Task -
Copy every line of the material below without changing anything.

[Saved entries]
(begin)

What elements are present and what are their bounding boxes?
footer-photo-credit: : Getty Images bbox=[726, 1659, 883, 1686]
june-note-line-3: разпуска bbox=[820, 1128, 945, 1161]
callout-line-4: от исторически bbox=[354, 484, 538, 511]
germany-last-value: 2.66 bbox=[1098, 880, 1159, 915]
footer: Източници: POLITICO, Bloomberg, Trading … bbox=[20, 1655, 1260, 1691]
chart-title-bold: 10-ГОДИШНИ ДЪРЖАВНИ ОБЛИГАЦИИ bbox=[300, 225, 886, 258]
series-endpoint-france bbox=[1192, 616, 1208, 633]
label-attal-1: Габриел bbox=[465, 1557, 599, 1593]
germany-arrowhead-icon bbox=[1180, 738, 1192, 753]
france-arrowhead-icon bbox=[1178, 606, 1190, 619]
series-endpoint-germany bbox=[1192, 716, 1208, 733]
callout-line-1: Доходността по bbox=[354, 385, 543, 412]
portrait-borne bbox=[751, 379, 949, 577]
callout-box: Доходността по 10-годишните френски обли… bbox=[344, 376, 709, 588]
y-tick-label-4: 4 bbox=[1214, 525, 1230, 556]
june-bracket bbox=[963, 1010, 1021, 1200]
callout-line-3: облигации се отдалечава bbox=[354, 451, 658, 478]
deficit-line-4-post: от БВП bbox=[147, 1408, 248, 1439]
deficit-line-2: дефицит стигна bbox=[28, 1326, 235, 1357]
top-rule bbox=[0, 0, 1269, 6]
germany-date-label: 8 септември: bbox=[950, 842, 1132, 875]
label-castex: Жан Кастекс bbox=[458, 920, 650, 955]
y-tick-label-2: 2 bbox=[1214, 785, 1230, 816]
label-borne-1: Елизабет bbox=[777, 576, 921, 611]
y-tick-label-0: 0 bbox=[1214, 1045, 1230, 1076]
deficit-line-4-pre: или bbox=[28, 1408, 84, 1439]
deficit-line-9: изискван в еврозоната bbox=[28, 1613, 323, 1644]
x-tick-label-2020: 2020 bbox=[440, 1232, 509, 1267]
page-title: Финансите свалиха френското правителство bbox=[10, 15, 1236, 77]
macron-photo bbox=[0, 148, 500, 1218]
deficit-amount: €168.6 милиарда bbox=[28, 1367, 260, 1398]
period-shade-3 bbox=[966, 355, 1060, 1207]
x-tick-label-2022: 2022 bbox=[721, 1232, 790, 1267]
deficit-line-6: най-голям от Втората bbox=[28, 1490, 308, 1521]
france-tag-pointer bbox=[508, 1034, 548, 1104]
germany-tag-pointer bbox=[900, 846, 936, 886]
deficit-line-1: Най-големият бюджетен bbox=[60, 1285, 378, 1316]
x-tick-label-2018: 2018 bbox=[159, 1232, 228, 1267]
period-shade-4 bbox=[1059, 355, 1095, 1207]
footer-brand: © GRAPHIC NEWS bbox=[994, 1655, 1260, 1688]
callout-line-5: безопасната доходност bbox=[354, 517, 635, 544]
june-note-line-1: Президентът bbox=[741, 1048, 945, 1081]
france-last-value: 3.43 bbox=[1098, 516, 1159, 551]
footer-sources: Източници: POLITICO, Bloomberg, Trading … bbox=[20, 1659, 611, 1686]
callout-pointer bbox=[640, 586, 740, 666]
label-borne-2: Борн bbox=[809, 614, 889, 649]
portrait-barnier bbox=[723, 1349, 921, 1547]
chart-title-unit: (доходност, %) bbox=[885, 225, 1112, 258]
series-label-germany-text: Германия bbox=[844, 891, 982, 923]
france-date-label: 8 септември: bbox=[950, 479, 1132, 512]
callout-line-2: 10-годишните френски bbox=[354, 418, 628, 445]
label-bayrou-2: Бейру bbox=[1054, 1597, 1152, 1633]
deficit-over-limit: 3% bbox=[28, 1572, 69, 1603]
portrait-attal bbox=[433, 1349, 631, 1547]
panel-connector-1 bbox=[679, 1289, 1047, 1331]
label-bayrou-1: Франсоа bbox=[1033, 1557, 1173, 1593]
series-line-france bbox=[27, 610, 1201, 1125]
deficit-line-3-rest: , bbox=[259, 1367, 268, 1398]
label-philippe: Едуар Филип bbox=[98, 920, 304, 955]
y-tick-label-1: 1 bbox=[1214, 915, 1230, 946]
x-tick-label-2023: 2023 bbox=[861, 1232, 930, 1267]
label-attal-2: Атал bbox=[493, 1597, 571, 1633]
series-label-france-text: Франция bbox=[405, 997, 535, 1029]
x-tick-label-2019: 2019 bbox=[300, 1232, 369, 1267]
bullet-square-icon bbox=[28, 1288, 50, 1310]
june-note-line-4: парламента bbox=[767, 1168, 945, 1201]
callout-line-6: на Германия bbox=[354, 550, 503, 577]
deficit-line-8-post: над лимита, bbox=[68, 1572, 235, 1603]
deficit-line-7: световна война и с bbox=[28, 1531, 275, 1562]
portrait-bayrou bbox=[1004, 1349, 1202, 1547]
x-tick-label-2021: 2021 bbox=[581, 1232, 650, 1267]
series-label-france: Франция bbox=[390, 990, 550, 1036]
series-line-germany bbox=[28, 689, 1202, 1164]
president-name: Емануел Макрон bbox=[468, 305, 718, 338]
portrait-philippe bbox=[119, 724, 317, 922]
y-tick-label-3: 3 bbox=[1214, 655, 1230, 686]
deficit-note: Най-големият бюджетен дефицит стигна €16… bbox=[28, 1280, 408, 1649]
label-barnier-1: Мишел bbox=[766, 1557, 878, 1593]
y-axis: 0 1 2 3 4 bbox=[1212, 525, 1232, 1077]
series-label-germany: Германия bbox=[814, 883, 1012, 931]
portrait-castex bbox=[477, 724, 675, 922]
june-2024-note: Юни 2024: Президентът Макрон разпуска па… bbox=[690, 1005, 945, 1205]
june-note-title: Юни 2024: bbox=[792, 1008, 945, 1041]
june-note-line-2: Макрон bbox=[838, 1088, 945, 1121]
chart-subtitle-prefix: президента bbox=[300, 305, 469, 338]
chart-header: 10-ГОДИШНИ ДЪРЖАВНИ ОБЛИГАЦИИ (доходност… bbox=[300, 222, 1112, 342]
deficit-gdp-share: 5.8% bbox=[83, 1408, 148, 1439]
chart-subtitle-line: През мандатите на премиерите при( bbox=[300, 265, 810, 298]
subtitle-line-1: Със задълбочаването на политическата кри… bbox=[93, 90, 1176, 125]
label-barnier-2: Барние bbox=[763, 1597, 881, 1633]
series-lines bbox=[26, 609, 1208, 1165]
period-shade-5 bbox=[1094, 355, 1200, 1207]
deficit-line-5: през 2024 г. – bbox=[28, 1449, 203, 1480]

(end)

Written answer -
What elements are present and what are their bounding boxes?
footer-photo-credit: : Getty Images bbox=[726, 1659, 883, 1686]
june-note-line-3: разпуска bbox=[820, 1128, 945, 1161]
callout-line-4: от исторически bbox=[354, 484, 538, 511]
germany-last-value: 2.66 bbox=[1098, 880, 1159, 915]
footer: Източници: POLITICO, Bloomberg, Trading … bbox=[20, 1655, 1260, 1691]
chart-title-bold: 10-ГОДИШНИ ДЪРЖАВНИ ОБЛИГАЦИИ bbox=[300, 225, 886, 258]
series-endpoint-france bbox=[1192, 616, 1208, 633]
label-attal-1: Габриел bbox=[465, 1557, 599, 1593]
germany-arrowhead-icon bbox=[1180, 738, 1192, 753]
france-arrowhead-icon bbox=[1178, 606, 1190, 619]
series-endpoint-germany bbox=[1192, 716, 1208, 733]
callout-line-1: Доходността по bbox=[354, 385, 543, 412]
portrait-borne bbox=[751, 379, 949, 577]
callout-box: Доходността по 10-годишните френски обли… bbox=[344, 376, 709, 588]
y-tick-label-4: 4 bbox=[1214, 525, 1230, 556]
june-bracket bbox=[963, 1010, 1021, 1200]
callout-line-3: облигации се отдалечава bbox=[354, 451, 658, 478]
deficit-line-4-post: от БВП bbox=[147, 1408, 248, 1439]
deficit-line-2: дефицит стигна bbox=[28, 1326, 235, 1357]
top-rule bbox=[0, 0, 1269, 6]
germany-date-label: 8 септември: bbox=[950, 842, 1132, 875]
label-castex: Жан Кастекс bbox=[458, 920, 650, 955]
y-tick-label-2: 2 bbox=[1214, 785, 1230, 816]
label-borne-1: Елизабет bbox=[777, 576, 921, 611]
y-tick-label-0: 0 bbox=[1214, 1045, 1230, 1076]
deficit-line-4-pre: или bbox=[28, 1408, 84, 1439]
deficit-line-9: изискван в еврозоната bbox=[28, 1613, 323, 1644]
x-tick-label-2020: 2020 bbox=[440, 1232, 509, 1267]
page-title: Финансите свалиха френското правителство bbox=[10, 15, 1236, 77]
macron-photo bbox=[0, 148, 500, 1218]
deficit-amount: €168.6 милиарда bbox=[28, 1367, 260, 1398]
period-shade-3 bbox=[966, 355, 1060, 1207]
x-tick-label-2022: 2022 bbox=[721, 1232, 790, 1267]
deficit-line-6: най-голям от Втората bbox=[28, 1490, 308, 1521]
france-tag-pointer bbox=[508, 1034, 548, 1104]
germany-tag-pointer bbox=[900, 846, 936, 886]
deficit-line-1: Най-големият бюджетен bbox=[60, 1285, 378, 1316]
x-tick-label-2018: 2018 bbox=[159, 1232, 228, 1267]
period-shade-4 bbox=[1059, 355, 1095, 1207]
footer-brand: © GRAPHIC NEWS bbox=[994, 1655, 1260, 1688]
callout-line-5: безопасната доходност bbox=[354, 517, 635, 544]
june-note-line-1: Президентът bbox=[741, 1048, 945, 1081]
france-last-value: 3.43 bbox=[1098, 516, 1159, 551]
footer-sources: Източници: POLITICO, Bloomberg, Trading … bbox=[20, 1659, 611, 1686]
callout-pointer bbox=[640, 586, 740, 666]
label-borne-2: Борн bbox=[809, 614, 889, 649]
portrait-barnier bbox=[723, 1349, 921, 1547]
chart-title-unit: (доходност, %) bbox=[885, 225, 1112, 258]
series-label-germany-text: Германия bbox=[844, 891, 982, 923]
france-date-label: 8 септември: bbox=[950, 479, 1132, 512]
callout-line-2: 10-годишните френски bbox=[354, 418, 628, 445]
label-bayrou-2: Бейру bbox=[1054, 1597, 1152, 1633]
deficit-over-limit: 3% bbox=[28, 1572, 69, 1603]
portrait-attal bbox=[433, 1349, 631, 1547]
panel-connector-1 bbox=[679, 1289, 1047, 1331]
label-bayrou-1: Франсоа bbox=[1033, 1557, 1173, 1593]
series-line-france bbox=[27, 610, 1201, 1125]
deficit-line-3-rest: , bbox=[259, 1367, 268, 1398]
label-philippe: Едуар Филип bbox=[98, 920, 304, 955]
y-tick-label-1: 1 bbox=[1214, 915, 1230, 946]
x-tick-label-2023: 2023 bbox=[861, 1232, 930, 1267]
label-attal-2: Атал bbox=[493, 1597, 571, 1633]
series-label-france-text: Франция bbox=[405, 997, 535, 1029]
x-tick-label-2019: 2019 bbox=[300, 1232, 369, 1267]
bullet-square-icon bbox=[28, 1288, 50, 1310]
june-note-line-4: парламента bbox=[767, 1168, 945, 1201]
callout-line-6: на Германия bbox=[354, 550, 503, 577]
deficit-line-8-post: над лимита, bbox=[68, 1572, 235, 1603]
deficit-line-7: световна война и с bbox=[28, 1531, 275, 1562]
portrait-bayrou bbox=[1004, 1349, 1202, 1547]
x-tick-label-2021: 2021 bbox=[581, 1232, 650, 1267]
series-label-france: Франция bbox=[390, 990, 550, 1036]
series-line-germany bbox=[28, 689, 1202, 1164]
president-name: Емануел Макрон bbox=[468, 305, 718, 338]
portrait-philippe bbox=[119, 724, 317, 922]
y-tick-label-3: 3 bbox=[1214, 655, 1230, 686]
deficit-note: Най-големият бюджетен дефицит стигна €16… bbox=[28, 1280, 408, 1649]
label-barnier-1: Мишел bbox=[766, 1557, 878, 1593]
y-axis: 0 1 2 3 4 bbox=[1212, 525, 1232, 1077]
series-label-germany: Германия bbox=[814, 883, 1012, 931]
portrait-castex bbox=[477, 724, 675, 922]
june-2024-note: Юни 2024: Президентът Макрон разпуска па… bbox=[690, 1005, 945, 1205]
june-note-title: Юни 2024: bbox=[792, 1008, 945, 1041]
june-note-line-2: Макрон bbox=[838, 1088, 945, 1121]
chart-subtitle-prefix: президента bbox=[300, 305, 469, 338]
chart-header: 10-ГОДИШНИ ДЪРЖАВНИ ОБЛИГАЦИИ (доходност… bbox=[300, 222, 1112, 342]
deficit-gdp-share: 5.8% bbox=[83, 1408, 148, 1439]
chart-subtitle-line: През мандатите на премиерите при( bbox=[300, 265, 810, 298]
subtitle-line-1: Със задълбочаването на политическата кри… bbox=[93, 90, 1176, 125]
label-barnier-2: Барние bbox=[763, 1597, 881, 1633]
series-lines bbox=[26, 609, 1208, 1165]
period-shade-5 bbox=[1094, 355, 1200, 1207]
deficit-line-5: през 2024 г. – bbox=[28, 1449, 203, 1480]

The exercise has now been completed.